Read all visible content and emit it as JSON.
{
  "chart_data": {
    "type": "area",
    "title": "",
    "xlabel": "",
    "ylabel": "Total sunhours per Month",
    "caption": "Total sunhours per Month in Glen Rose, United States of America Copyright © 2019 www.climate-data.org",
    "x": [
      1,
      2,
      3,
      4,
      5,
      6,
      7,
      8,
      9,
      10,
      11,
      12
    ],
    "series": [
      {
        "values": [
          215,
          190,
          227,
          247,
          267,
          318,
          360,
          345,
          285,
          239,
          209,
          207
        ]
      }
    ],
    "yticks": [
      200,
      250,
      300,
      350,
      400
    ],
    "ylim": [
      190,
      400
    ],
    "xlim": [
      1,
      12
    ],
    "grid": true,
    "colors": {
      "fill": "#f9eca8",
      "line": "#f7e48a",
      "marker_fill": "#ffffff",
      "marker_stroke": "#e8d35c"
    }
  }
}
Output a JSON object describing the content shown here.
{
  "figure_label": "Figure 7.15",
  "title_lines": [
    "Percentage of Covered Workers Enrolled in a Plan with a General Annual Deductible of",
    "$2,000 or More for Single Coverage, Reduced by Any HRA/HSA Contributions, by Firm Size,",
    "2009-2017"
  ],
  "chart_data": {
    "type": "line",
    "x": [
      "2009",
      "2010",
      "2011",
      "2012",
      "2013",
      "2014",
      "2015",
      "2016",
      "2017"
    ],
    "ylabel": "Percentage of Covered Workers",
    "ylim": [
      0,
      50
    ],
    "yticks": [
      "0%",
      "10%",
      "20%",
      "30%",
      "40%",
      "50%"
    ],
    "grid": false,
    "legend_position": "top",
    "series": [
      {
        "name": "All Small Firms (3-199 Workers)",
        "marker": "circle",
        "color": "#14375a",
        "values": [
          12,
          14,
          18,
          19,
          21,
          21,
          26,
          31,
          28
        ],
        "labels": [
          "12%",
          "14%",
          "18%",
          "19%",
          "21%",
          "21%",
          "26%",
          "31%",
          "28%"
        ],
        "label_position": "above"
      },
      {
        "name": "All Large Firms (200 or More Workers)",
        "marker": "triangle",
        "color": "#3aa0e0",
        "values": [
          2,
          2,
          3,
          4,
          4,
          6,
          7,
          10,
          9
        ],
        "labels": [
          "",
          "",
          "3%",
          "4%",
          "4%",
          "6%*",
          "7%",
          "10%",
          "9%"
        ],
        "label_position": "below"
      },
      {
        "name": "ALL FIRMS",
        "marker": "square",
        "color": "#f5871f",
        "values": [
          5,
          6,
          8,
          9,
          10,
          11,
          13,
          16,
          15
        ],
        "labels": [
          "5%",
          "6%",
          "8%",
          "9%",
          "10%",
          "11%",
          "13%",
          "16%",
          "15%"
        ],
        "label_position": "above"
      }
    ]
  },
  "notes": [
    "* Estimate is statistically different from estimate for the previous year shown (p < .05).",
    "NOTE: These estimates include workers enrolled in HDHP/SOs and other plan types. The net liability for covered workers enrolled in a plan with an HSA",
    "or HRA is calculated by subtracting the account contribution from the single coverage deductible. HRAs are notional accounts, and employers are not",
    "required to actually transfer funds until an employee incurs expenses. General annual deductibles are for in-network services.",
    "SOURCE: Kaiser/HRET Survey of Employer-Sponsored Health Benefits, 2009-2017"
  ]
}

◇ ◇ ◇

## PROMPT
Give only the number of lines above that hold the string "JSON".

## FULL ANSWER
2